╭──
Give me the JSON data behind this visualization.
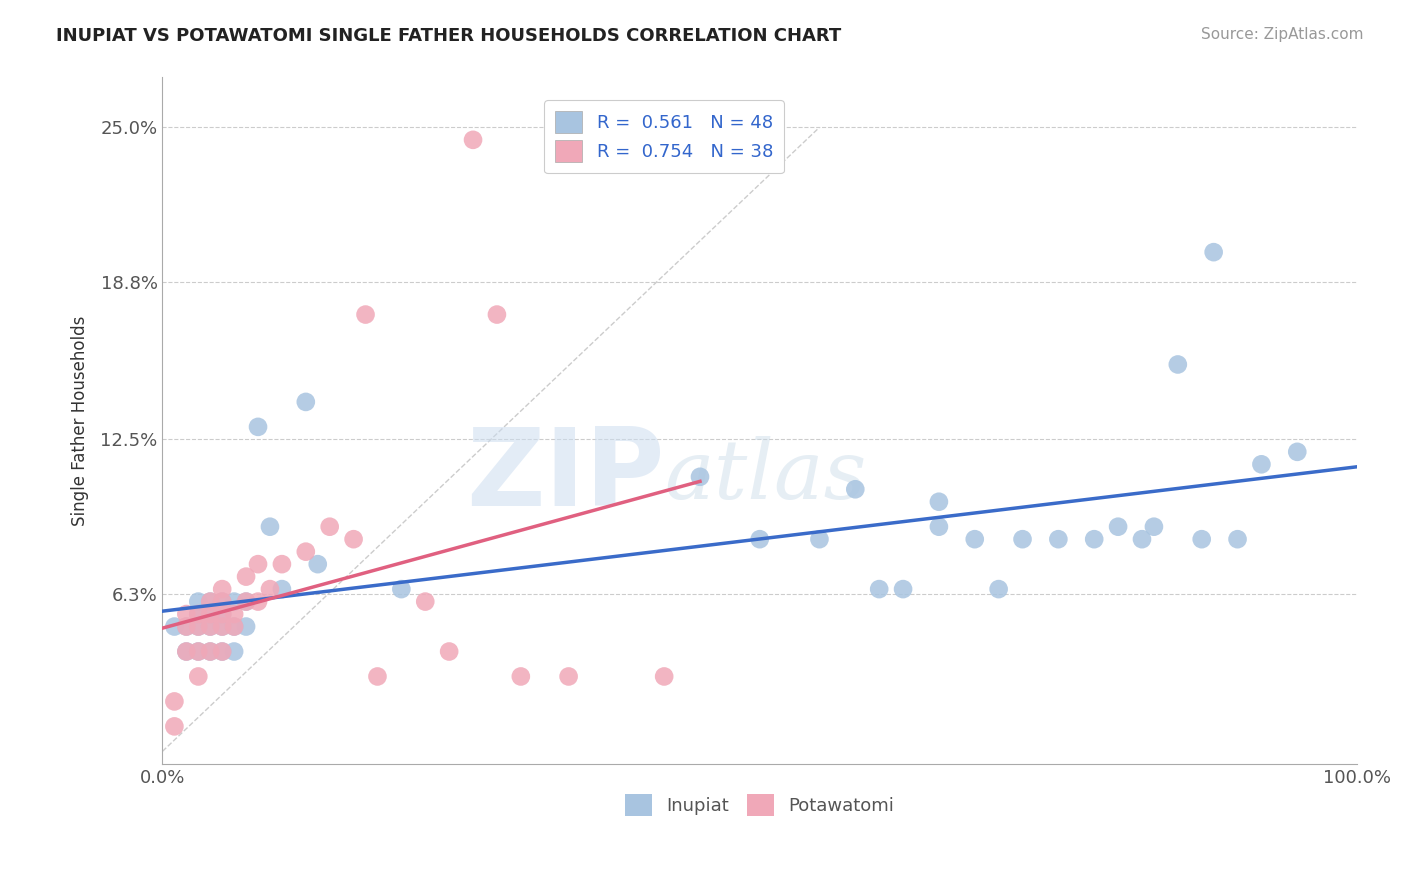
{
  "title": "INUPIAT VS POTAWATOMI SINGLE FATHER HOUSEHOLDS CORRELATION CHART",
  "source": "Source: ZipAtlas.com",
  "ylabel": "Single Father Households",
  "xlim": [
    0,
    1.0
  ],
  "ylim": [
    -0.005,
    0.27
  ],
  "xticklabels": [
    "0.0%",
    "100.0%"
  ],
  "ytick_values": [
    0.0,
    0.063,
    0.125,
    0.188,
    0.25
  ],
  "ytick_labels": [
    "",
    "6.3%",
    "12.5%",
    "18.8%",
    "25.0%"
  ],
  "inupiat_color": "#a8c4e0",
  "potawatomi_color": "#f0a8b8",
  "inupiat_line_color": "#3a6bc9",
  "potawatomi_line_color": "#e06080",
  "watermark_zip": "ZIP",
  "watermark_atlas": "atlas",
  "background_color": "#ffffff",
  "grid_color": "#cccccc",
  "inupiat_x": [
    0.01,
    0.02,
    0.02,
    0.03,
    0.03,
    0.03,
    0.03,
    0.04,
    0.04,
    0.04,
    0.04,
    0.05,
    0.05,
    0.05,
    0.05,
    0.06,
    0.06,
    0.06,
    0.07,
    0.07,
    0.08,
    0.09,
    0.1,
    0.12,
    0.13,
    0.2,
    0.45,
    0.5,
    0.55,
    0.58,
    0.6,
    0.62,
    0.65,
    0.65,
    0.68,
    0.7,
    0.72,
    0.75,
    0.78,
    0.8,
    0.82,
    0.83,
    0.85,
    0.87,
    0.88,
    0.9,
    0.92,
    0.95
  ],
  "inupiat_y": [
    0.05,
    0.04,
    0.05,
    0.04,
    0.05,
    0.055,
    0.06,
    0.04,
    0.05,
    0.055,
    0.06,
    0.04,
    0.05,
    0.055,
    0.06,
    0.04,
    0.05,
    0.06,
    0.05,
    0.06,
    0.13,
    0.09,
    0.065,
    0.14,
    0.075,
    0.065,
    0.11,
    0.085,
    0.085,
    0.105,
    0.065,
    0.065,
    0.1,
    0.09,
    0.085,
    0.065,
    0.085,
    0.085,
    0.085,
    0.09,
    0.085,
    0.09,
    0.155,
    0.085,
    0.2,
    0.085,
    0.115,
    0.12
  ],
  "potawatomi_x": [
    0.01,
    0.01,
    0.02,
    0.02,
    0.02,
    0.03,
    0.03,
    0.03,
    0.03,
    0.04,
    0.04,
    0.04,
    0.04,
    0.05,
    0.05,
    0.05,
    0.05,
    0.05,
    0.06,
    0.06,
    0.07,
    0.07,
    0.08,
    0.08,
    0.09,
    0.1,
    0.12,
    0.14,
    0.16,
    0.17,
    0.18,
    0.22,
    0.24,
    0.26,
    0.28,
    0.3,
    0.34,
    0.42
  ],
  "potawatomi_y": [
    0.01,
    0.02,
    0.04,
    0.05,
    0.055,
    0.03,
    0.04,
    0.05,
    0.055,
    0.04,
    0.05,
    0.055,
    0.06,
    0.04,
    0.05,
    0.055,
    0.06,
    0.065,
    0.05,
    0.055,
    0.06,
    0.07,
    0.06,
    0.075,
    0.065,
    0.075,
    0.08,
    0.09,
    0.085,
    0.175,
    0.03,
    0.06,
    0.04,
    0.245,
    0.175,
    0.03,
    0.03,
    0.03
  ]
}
╰──
Images should not appear in the copy; retype the listing above exactly.

:: RESULT OF THIS EXERCISE ::
Give me the JSON data behind this visualization.
{
  "title": "INUPIAT VS POTAWATOMI SINGLE FATHER HOUSEHOLDS CORRELATION CHART",
  "source": "Source: ZipAtlas.com",
  "ylabel": "Single Father Households",
  "xlim": [
    0,
    1.0
  ],
  "ylim": [
    -0.005,
    0.27
  ],
  "xticklabels": [
    "0.0%",
    "100.0%"
  ],
  "ytick_values": [
    0.0,
    0.063,
    0.125,
    0.188,
    0.25
  ],
  "ytick_labels": [
    "",
    "6.3%",
    "12.5%",
    "18.8%",
    "25.0%"
  ],
  "inupiat_color": "#a8c4e0",
  "potawatomi_color": "#f0a8b8",
  "inupiat_line_color": "#3a6bc9",
  "potawatomi_line_color": "#e06080",
  "watermark_zip": "ZIP",
  "watermark_atlas": "atlas",
  "background_color": "#ffffff",
  "grid_color": "#cccccc",
  "inupiat_x": [
    0.01,
    0.02,
    0.02,
    0.03,
    0.03,
    0.03,
    0.03,
    0.04,
    0.04,
    0.04,
    0.04,
    0.05,
    0.05,
    0.05,
    0.05,
    0.06,
    0.06,
    0.06,
    0.07,
    0.07,
    0.08,
    0.09,
    0.1,
    0.12,
    0.13,
    0.2,
    0.45,
    0.5,
    0.55,
    0.58,
    0.6,
    0.62,
    0.65,
    0.65,
    0.68,
    0.7,
    0.72,
    0.75,
    0.78,
    0.8,
    0.82,
    0.83,
    0.85,
    0.87,
    0.88,
    0.9,
    0.92,
    0.95
  ],
  "inupiat_y": [
    0.05,
    0.04,
    0.05,
    0.04,
    0.05,
    0.055,
    0.06,
    0.04,
    0.05,
    0.055,
    0.06,
    0.04,
    0.05,
    0.055,
    0.06,
    0.04,
    0.05,
    0.06,
    0.05,
    0.06,
    0.13,
    0.09,
    0.065,
    0.14,
    0.075,
    0.065,
    0.11,
    0.085,
    0.085,
    0.105,
    0.065,
    0.065,
    0.1,
    0.09,
    0.085,
    0.065,
    0.085,
    0.085,
    0.085,
    0.09,
    0.085,
    0.09,
    0.155,
    0.085,
    0.2,
    0.085,
    0.115,
    0.12
  ],
  "potawatomi_x": [
    0.01,
    0.01,
    0.02,
    0.02,
    0.02,
    0.03,
    0.03,
    0.03,
    0.03,
    0.04,
    0.04,
    0.04,
    0.04,
    0.05,
    0.05,
    0.05,
    0.05,
    0.05,
    0.06,
    0.06,
    0.07,
    0.07,
    0.08,
    0.08,
    0.09,
    0.1,
    0.12,
    0.14,
    0.16,
    0.17,
    0.18,
    0.22,
    0.24,
    0.26,
    0.28,
    0.3,
    0.34,
    0.42
  ],
  "potawatomi_y": [
    0.01,
    0.02,
    0.04,
    0.05,
    0.055,
    0.03,
    0.04,
    0.05,
    0.055,
    0.04,
    0.05,
    0.055,
    0.06,
    0.04,
    0.05,
    0.055,
    0.06,
    0.065,
    0.05,
    0.055,
    0.06,
    0.07,
    0.06,
    0.075,
    0.065,
    0.075,
    0.08,
    0.09,
    0.085,
    0.175,
    0.03,
    0.06,
    0.04,
    0.245,
    0.175,
    0.03,
    0.03,
    0.03
  ]
}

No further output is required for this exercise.